_Material provided_:
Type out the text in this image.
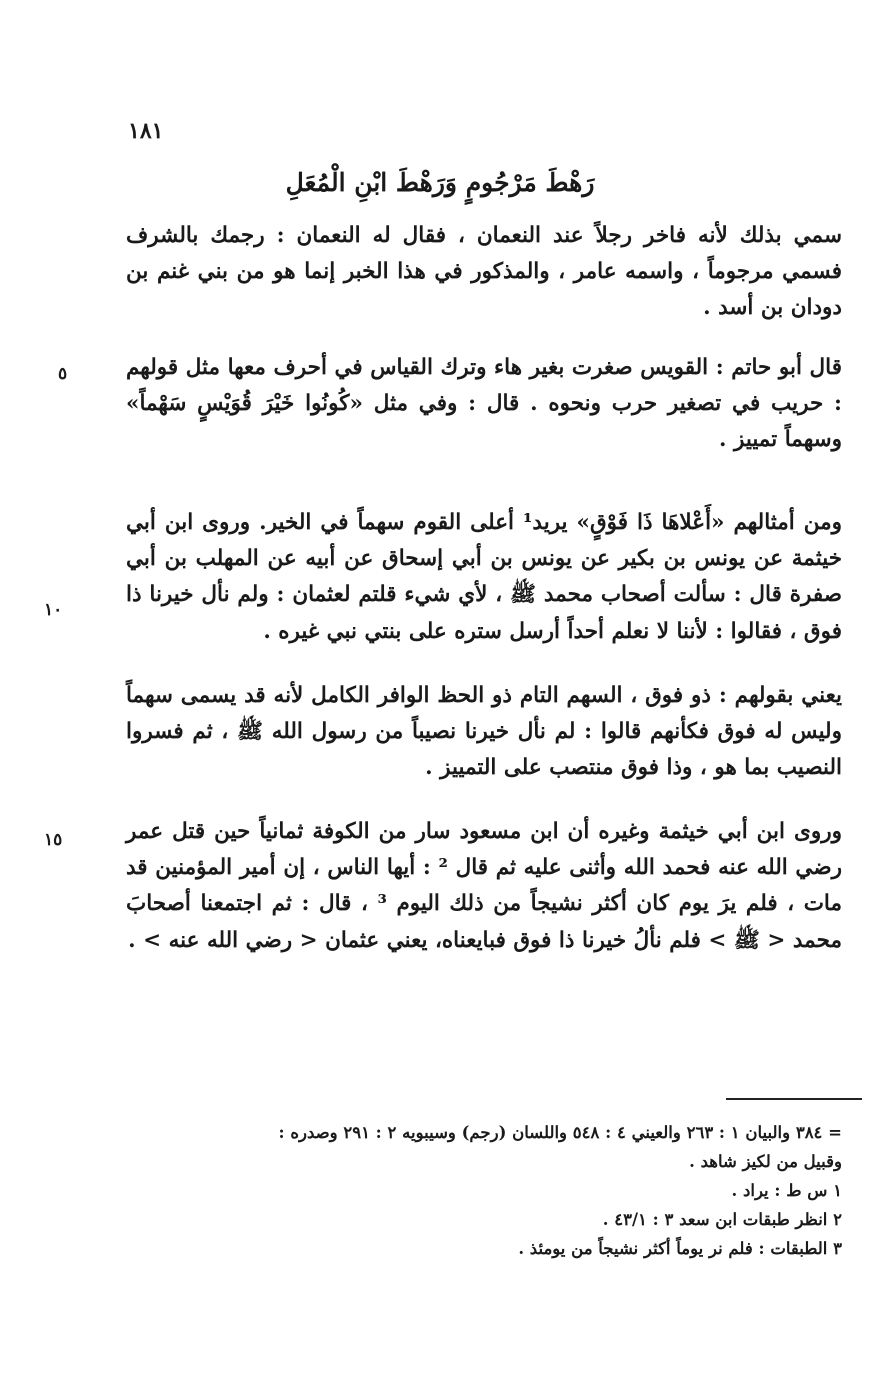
١٨١
رَهْطَ مَرْجُومٍ وَرَهْطَ ابْنِ الْمُعَلِ

سمي بذلك لأنه فاخر رجلاً عند النعمان ، فقال له النعمان : رجمك بالشرف فسمي مرجوماً ، واسمه عامر ، والمذكور في هذا الخبر إنما هو من بني غنم بن دودان بن أسد .

قال أبو حاتم : القويس صغرت بغير هاء وترك القياس في أحرف معها مثل قولهم : حريب في تصغير حرب ونحوه . قال : وفي مثل «كُونُوا خَيْرَ قُوَيْسٍ سَهْماً» وسهماً تمييز .

ومن أمثالهم «أَعْلاهَا ذَا فَوْقٍ» يريد¹ أعلى القوم سهماً في الخير. وروى ابن أبي خيثمة عن يونس بن بكير عن يونس بن أبي إسحاق عن أبيه عن المهلب بن أبي صفرة قال : سألت أصحاب محمد ﷺ ، لأي شيء قلتم لعثمان : ولم نأل خيرنا ذا فوق ، فقالوا : لأننا لا نعلم أحداً أرسل ستره على بنتي نبي غيره .

يعني بقولهم : ذو فوق ، السهم التام ذو الحظ الوافر الكامل لأنه قد يسمى سهماً وليس له فوق فكأنهم قالوا : لم نأل خيرنا نصيباً من رسول الله ﷺ ، ثم فسروا النصيب بما هو ، وذا فوق منتصب على التمييز .

وروى ابن أبي خيثمة وغيره أن ابن مسعود سار من الكوفة ثمانياً حين قتل عمر رضي الله عنه فحمد الله وأثنى عليه ثم قال ² : أيها الناس ، إن أمير المؤمنين قد مات ، فلم يرَ يوم كان أكثر نشيجاً من ذلك اليوم ³ ، قال : ثم اجتمعنا أصحابَ محمد < ﷺ > فلم نألُ خيرنا ذا فوق فبايعناه، يعني عثمان < رضي الله عنه > .

٥
١٠
١٥
= ٣٨٤ والبيان ١ : ٢٦٣ والعيني ٤ : ٥٤٨ واللسان (رجم) وسيبويه ٢ : ٢٩١ وصدره :
وقبيل من لكيز شاهد .
١ س ط : يراد .
٢ انظر طبقات ابن سعد ٣ : ٤٣/١ .
٣ الطبقات : فلم نر يوماً أكثر نشيجاً من يومئذ .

_Work to do_: Repeat the data above exactly, but not the pictures.

_Complete answer_:
Type out the text in this image.
١٨١
رَهْطَ مَرْجُومٍ وَرَهْطَ ابْنِ الْمُعَلِ

سمي بذلك لأنه فاخر رجلاً عند النعمان ، فقال له النعمان : رجمك بالشرف فسمي مرجوماً ، واسمه عامر ، والمذكور في هذا الخبر إنما هو من بني غنم بن دودان بن أسد .

قال أبو حاتم : القويس صغرت بغير هاء وترك القياس في أحرف معها مثل قولهم : حريب في تصغير حرب ونحوه . قال : وفي مثل «كُونُوا خَيْرَ قُوَيْسٍ سَهْماً» وسهماً تمييز .

ومن أمثالهم «أَعْلاهَا ذَا فَوْقٍ» يريد¹ أعلى القوم سهماً في الخير. وروى ابن أبي خيثمة عن يونس بن بكير عن يونس بن أبي إسحاق عن أبيه عن المهلب بن أبي صفرة قال : سألت أصحاب محمد ﷺ ، لأي شيء قلتم لعثمان : ولم نأل خيرنا ذا فوق ، فقالوا : لأننا لا نعلم أحداً أرسل ستره على بنتي نبي غيره .

يعني بقولهم : ذو فوق ، السهم التام ذو الحظ الوافر الكامل لأنه قد يسمى سهماً وليس له فوق فكأنهم قالوا : لم نأل خيرنا نصيباً من رسول الله ﷺ ، ثم فسروا النصيب بما هو ، وذا فوق منتصب على التمييز .

وروى ابن أبي خيثمة وغيره أن ابن مسعود سار من الكوفة ثمانياً حين قتل عمر رضي الله عنه فحمد الله وأثنى عليه ثم قال ² : أيها الناس ، إن أمير المؤمنين قد مات ، فلم يرَ يوم كان أكثر نشيجاً من ذلك اليوم ³ ، قال : ثم اجتمعنا أصحابَ محمد < ﷺ > فلم نألُ خيرنا ذا فوق فبايعناه، يعني عثمان < رضي الله عنه > .

٥
١٠
١٥
= ٣٨٤ والبيان ١ : ٢٦٣ والعيني ٤ : ٥٤٨ واللسان (رجم) وسيبويه ٢ : ٢٩١ وصدره :
وقبيل من لكيز شاهد .
١ س ط : يراد .
٢ انظر طبقات ابن سعد ٣ : ٤٣/١ .
٣ الطبقات : فلم نر يوماً أكثر نشيجاً من يومئذ .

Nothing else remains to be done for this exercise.